__TASK GOAL__
Compile every line that includes the word "name".

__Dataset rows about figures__
◇ ◇ ◇

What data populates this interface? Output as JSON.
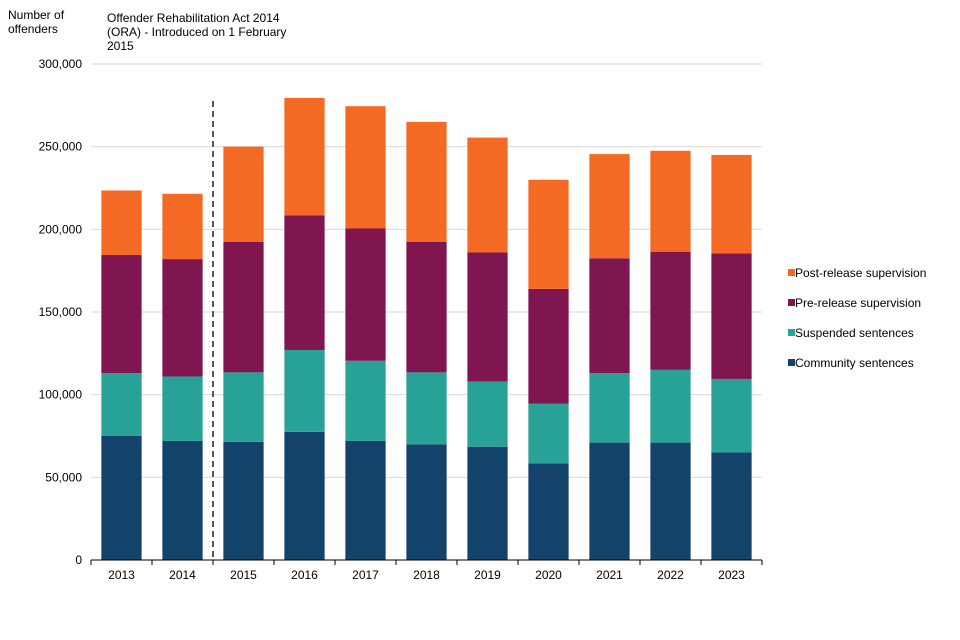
{
  "chart_data": {
    "type": "bar",
    "stacked": true,
    "ylabel": "Number of offenders",
    "annotation": "Offender Rehabilitation Act 2014 (ORA) - Introduced on 1 February 2015",
    "annotation_line_between": [
      "2014",
      "2015"
    ],
    "ylim": [
      0,
      300000
    ],
    "yticks": [
      0,
      50000,
      100000,
      150000,
      200000,
      250000,
      300000
    ],
    "ytick_labels": [
      "0",
      "50,000",
      "100,000",
      "150,000",
      "200,000",
      "250,000",
      "300,000"
    ],
    "grid": "horizontal",
    "legend_position": "right",
    "categories": [
      "2013",
      "2014",
      "2015",
      "2016",
      "2017",
      "2018",
      "2019",
      "2020",
      "2021",
      "2022",
      "2023"
    ],
    "series": [
      {
        "name": "Community sentences",
        "color": "#13426b",
        "values": [
          75000,
          72000,
          71500,
          77500,
          72000,
          70000,
          68500,
          58500,
          71000,
          71000,
          65000
        ]
      },
      {
        "name": "Suspended sentences",
        "color": "#28a197",
        "values": [
          38000,
          39000,
          42000,
          49500,
          48500,
          43500,
          39500,
          36000,
          42000,
          44000,
          44500
        ]
      },
      {
        "name": "Pre-release supervision",
        "color": "#801650",
        "values": [
          71500,
          71000,
          79000,
          81500,
          80000,
          79000,
          78000,
          69500,
          69500,
          71500,
          76000
        ]
      },
      {
        "name": "Post-release supervision",
        "color": "#f46a25",
        "values": [
          39000,
          39500,
          57500,
          71000,
          74000,
          72500,
          69500,
          66000,
          63000,
          61000,
          59500
        ]
      }
    ]
  }
}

◇ ◇ ◇

__RESPONSE TO THE EXERCISE__
        "name": "Community sentences",
        "name": "Suspended sentences",
        "name": "Pre-release supervision",
        "name": "Post-release supervision",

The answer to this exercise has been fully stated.